What this task involves: Lines containing the string "laid" are to be counted; report the number and nothing more.

Material supplied:
########################################

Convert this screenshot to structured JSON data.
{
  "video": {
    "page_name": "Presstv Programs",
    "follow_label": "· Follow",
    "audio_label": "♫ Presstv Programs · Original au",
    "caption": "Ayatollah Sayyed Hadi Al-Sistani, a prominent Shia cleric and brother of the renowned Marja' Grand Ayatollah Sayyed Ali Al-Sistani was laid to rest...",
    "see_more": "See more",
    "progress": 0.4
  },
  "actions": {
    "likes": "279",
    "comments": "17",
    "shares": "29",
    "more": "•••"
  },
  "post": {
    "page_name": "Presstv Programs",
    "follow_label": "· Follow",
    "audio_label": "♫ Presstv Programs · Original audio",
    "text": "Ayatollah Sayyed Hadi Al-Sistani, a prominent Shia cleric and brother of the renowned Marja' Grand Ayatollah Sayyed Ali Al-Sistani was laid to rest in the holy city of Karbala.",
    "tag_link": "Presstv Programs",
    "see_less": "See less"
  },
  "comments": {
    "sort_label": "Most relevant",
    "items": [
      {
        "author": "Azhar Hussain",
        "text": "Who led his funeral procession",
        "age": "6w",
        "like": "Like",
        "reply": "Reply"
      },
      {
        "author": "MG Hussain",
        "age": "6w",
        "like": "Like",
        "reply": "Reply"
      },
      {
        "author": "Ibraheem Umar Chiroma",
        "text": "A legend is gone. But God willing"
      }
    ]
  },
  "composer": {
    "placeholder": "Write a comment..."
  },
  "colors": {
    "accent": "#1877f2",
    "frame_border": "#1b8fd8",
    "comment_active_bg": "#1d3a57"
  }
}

########################################

The result: 2